Repeat the listing in full, preserving every character.

→ Available data:
■ ■ ■ ■ ■
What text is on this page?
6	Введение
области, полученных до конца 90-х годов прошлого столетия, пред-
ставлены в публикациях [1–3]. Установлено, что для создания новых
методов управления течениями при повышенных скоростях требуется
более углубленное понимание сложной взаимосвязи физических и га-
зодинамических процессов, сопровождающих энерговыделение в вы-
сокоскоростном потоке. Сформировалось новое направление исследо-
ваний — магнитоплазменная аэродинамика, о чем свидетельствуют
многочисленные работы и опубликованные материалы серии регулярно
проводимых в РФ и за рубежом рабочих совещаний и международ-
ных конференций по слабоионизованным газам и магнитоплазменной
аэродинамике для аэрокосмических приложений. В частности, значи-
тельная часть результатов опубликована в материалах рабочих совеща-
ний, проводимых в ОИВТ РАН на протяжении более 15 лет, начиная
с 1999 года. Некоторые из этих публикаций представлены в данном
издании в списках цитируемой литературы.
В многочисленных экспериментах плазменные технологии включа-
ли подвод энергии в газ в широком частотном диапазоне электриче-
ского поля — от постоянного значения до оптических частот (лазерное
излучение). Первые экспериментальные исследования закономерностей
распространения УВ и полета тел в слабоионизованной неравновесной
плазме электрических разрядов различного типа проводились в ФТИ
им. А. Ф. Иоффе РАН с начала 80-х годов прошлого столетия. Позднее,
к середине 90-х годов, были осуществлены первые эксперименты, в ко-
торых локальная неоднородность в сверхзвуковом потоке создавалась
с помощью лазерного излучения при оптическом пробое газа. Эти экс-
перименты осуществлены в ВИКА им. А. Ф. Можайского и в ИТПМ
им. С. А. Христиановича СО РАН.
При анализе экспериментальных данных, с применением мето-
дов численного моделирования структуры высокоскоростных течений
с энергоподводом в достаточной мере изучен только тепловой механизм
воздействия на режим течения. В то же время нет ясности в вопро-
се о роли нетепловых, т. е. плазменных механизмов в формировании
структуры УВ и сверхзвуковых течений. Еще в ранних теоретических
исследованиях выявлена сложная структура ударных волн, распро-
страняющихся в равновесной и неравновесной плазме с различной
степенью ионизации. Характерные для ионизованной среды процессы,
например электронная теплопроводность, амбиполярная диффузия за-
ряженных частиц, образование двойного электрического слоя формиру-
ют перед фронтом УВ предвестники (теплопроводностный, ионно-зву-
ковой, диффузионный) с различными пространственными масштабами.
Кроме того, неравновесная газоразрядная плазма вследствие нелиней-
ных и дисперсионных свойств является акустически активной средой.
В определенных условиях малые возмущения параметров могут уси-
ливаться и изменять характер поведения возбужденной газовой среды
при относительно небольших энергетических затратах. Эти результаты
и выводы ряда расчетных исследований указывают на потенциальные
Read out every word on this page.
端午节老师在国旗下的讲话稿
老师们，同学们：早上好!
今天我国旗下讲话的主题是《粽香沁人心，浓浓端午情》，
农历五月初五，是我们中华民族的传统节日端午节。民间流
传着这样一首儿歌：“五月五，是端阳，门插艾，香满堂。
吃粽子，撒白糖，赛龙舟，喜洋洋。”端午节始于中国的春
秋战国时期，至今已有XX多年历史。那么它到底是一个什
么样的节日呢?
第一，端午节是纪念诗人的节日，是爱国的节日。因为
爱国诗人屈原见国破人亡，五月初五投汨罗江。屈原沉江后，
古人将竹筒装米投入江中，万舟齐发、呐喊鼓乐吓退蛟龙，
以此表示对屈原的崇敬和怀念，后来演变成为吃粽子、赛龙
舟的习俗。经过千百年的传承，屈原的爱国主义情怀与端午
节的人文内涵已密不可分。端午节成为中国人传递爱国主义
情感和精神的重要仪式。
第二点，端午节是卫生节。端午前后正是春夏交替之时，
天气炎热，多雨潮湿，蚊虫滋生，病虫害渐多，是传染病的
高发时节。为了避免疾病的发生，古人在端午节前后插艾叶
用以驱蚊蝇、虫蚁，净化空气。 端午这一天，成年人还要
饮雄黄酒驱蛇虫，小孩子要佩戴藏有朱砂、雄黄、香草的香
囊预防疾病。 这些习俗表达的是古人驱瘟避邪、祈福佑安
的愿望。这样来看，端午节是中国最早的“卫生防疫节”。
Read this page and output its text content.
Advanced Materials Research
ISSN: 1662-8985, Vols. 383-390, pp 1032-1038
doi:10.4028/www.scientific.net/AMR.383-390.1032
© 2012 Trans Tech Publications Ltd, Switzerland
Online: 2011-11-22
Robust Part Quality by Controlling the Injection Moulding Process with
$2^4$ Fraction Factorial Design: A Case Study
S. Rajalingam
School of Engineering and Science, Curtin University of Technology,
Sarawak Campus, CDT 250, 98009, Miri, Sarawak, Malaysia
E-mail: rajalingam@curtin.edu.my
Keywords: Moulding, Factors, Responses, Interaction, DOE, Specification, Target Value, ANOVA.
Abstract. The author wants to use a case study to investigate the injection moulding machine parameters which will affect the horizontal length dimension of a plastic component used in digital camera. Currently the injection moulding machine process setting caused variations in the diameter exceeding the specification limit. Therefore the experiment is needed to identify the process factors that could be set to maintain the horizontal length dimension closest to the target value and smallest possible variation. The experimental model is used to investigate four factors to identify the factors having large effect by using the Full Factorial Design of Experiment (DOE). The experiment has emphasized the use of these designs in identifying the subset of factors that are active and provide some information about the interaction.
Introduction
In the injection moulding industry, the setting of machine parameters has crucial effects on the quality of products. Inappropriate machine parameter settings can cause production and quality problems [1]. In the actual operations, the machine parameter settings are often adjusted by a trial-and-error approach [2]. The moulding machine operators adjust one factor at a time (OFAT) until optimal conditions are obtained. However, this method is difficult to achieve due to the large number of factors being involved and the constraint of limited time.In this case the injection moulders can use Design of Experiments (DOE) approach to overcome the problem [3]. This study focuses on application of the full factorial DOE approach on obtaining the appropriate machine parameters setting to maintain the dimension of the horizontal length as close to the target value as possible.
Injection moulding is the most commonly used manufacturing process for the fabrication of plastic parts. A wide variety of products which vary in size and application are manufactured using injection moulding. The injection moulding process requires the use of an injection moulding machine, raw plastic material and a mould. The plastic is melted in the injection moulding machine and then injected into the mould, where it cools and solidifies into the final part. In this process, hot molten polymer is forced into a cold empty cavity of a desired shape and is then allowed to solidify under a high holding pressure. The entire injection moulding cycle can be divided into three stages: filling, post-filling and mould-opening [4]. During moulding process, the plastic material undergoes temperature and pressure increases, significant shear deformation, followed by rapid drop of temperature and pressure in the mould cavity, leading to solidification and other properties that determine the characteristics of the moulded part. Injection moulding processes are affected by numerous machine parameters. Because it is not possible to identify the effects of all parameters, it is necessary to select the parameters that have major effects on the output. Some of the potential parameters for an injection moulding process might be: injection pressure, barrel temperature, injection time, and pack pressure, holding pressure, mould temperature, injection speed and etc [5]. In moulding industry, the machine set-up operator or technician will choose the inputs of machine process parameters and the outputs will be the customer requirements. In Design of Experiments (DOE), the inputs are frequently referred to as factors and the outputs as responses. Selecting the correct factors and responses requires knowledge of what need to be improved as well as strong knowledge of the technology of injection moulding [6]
■ ■ ■ ■ ■
→ Expected output:
What text is on this page?
6	Введение
области, полученных до конца 90-х годов прошлого столетия, пред-
ставлены в публикациях [1–3]. Установлено, что для создания новых
методов управления течениями при повышенных скоростях требуется
более углубленное понимание сложной взаимосвязи физических и га-
зодинамических процессов, сопровождающих энерговыделение в вы-
сокоскоростном потоке. Сформировалось новое направление исследо-
ваний — магнитоплазменная аэродинамика, о чем свидетельствуют
многочисленные работы и опубликованные материалы серии регулярно
проводимых в РФ и за рубежом рабочих совещаний и международ-
ных конференций по слабоионизованным газам и магнитоплазменной
аэродинамике для аэрокосмических приложений. В частности, значи-
тельная часть результатов опубликована в материалах рабочих совеща-
ний, проводимых в ОИВТ РАН на протяжении более 15 лет, начиная
с 1999 года. Некоторые из этих публикаций представлены в данном
издании в списках цитируемой литературы.
В многочисленных экспериментах плазменные технологии включа-
ли подвод энергии в газ в широком частотном диапазоне электриче-
ского поля — от постоянного значения до оптических частот (лазерное
излучение). Первые экспериментальные исследования закономерностей
распространения УВ и полета тел в слабоионизованной неравновесной
плазме электрических разрядов различного типа проводились в ФТИ
им. А. Ф. Иоффе РАН с начала 80-х годов прошлого столетия. Позднее,
к середине 90-х годов, были осуществлены первые эксперименты, в ко-
торых локальная неоднородность в сверхзвуковом потоке создавалась
с помощью лазерного излучения при оптическом пробое газа. Эти экс-
перименты осуществлены в ВИКА им. А. Ф. Можайского и в ИТПМ
им. С. А. Христиановича СО РАН.
При анализе экспериментальных данных, с применением мето-
дов численного моделирования структуры высокоскоростных течений
с энергоподводом в достаточной мере изучен только тепловой механизм
воздействия на режим течения. В то же время нет ясности в вопро-
се о роли нетепловых, т. е. плазменных механизмов в формировании
структуры УВ и сверхзвуковых течений. Еще в ранних теоретических
исследованиях выявлена сложная структура ударных волн, распро-
страняющихся в равновесной и неравновесной плазме с различной
степенью ионизации. Характерные для ионизованной среды процессы,
например электронная теплопроводность, амбиполярная диффузия за-
ряженных частиц, образование двойного электрического слоя формиру-
ют перед фронтом УВ предвестники (теплопроводностный, ионно-зву-
ковой, диффузионный) с различными пространственными масштабами.
Кроме того, неравновесная газоразрядная плазма вследствие нелиней-
ных и дисперсионных свойств является акустически активной средой.
В определенных условиях малые возмущения параметров могут уси-
ливаться и изменять характер поведения возбужденной газовой среды
при относительно небольших энергетических затратах. Эти результаты
и выводы ряда расчетных исследований указывают на потенциальные
Read out every word on this page.
端午节老师在国旗下的讲话稿
老师们，同学们：早上好!
今天我国旗下讲话的主题是《粽香沁人心，浓浓端午情》，
农历五月初五，是我们中华民族的传统节日端午节。民间流
传着这样一首儿歌：“五月五，是端阳，门插艾，香满堂。
吃粽子，撒白糖，赛龙舟，喜洋洋。”端午节始于中国的春
秋战国时期，至今已有XX多年历史。那么它到底是一个什
么样的节日呢?
第一，端午节是纪念诗人的节日，是爱国的节日。因为
爱国诗人屈原见国破人亡，五月初五投汨罗江。屈原沉江后，
古人将竹筒装米投入江中，万舟齐发、呐喊鼓乐吓退蛟龙，
以此表示对屈原的崇敬和怀念，后来演变成为吃粽子、赛龙
舟的习俗。经过千百年的传承，屈原的爱国主义情怀与端午
节的人文内涵已密不可分。端午节成为中国人传递爱国主义
情感和精神的重要仪式。
第二点，端午节是卫生节。端午前后正是春夏交替之时，
天气炎热，多雨潮湿，蚊虫滋生，病虫害渐多，是传染病的
高发时节。为了避免疾病的发生，古人在端午节前后插艾叶
用以驱蚊蝇、虫蚁，净化空气。 端午这一天，成年人还要
饮雄黄酒驱蛇虫，小孩子要佩戴藏有朱砂、雄黄、香草的香
囊预防疾病。 这些习俗表达的是古人驱瘟避邪、祈福佑安
的愿望。这样来看，端午节是中国最早的“卫生防疫节”。
Read this page and output its text content.
Advanced Materials Research
ISSN: 1662-8985, Vols. 383-390, pp 1032-1038
doi:10.4028/www.scientific.net/AMR.383-390.1032
© 2012 Trans Tech Publications Ltd, Switzerland
Online: 2011-11-22
Robust Part Quality by Controlling the Injection Moulding Process with
$2^4$ Fraction Factorial Design: A Case Study
S. Rajalingam
School of Engineering and Science, Curtin University of Technology,
Sarawak Campus, CDT 250, 98009, Miri, Sarawak, Malaysia
E-mail: rajalingam@curtin.edu.my
Keywords: Moulding, Factors, Responses, Interaction, DOE, Specification, Target Value, ANOVA.
Abstract. The author wants to use a case study to investigate the injection moulding machine parameters which will affect the horizontal length dimension of a plastic component used in digital camera. Currently the injection moulding machine process setting caused variations in the diameter exceeding the specification limit. Therefore the experiment is needed to identify the process factors that could be set to maintain the horizontal length dimension closest to the target value and smallest possible variation. The experimental model is used to investigate four factors to identify the factors having large effect by using the Full Factorial Design of Experiment (DOE). The experiment has emphasized the use of these designs in identifying the subset of factors that are active and provide some information about the interaction.
Introduction
In the injection moulding industry, the setting of machine parameters has crucial effects on the quality of products. Inappropriate machine parameter settings can cause production and quality problems [1]. In the actual operations, the machine parameter settings are often adjusted by a trial-and-error approach [2]. The moulding machine operators adjust one factor at a time (OFAT) until optimal conditions are obtained. However, this method is difficult to achieve due to the large number of factors being involved and the constraint of limited time.In this case the injection moulders can use Design of Experiments (DOE) approach to overcome the problem [3]. This study focuses on application of the full factorial DOE approach on obtaining the appropriate machine parameters setting to maintain the dimension of the horizontal length as close to the target value as possible.
Injection moulding is the most commonly used manufacturing process for the fabrication of plastic parts. A wide variety of products which vary in size and application are manufactured using injection moulding. The injection moulding process requires the use of an injection moulding machine, raw plastic material and a mould. The plastic is melted in the injection moulding machine and then injected into the mould, where it cools and solidifies into the final part. In this process, hot molten polymer is forced into a cold empty cavity of a desired shape and is then allowed to solidify under a high holding pressure. The entire injection moulding cycle can be divided into three stages: filling, post-filling and mould-opening [4]. During moulding process, the plastic material undergoes temperature and pressure increases, significant shear deformation, followed by rapid drop of temperature and pressure in the mould cavity, leading to solidification and other properties that determine the characteristics of the moulded part. Injection moulding processes are affected by numerous machine parameters. Because it is not possible to identify the effects of all parameters, it is necessary to select the parameters that have major effects on the output. Some of the potential parameters for an injection moulding process might be: injection pressure, barrel temperature, injection time, and pack pressure, holding pressure, mould temperature, injection speed and etc [5]. In moulding industry, the machine set-up operator or technician will choose the inputs of machine process parameters and the outputs will be the customer requirements. In Design of Experiments (DOE), the inputs are frequently referred to as factors and the outputs as responses. Selecting the correct factors and responses requires knowledge of what need to be improved as well as strong knowledge of the technology of injection moulding [6]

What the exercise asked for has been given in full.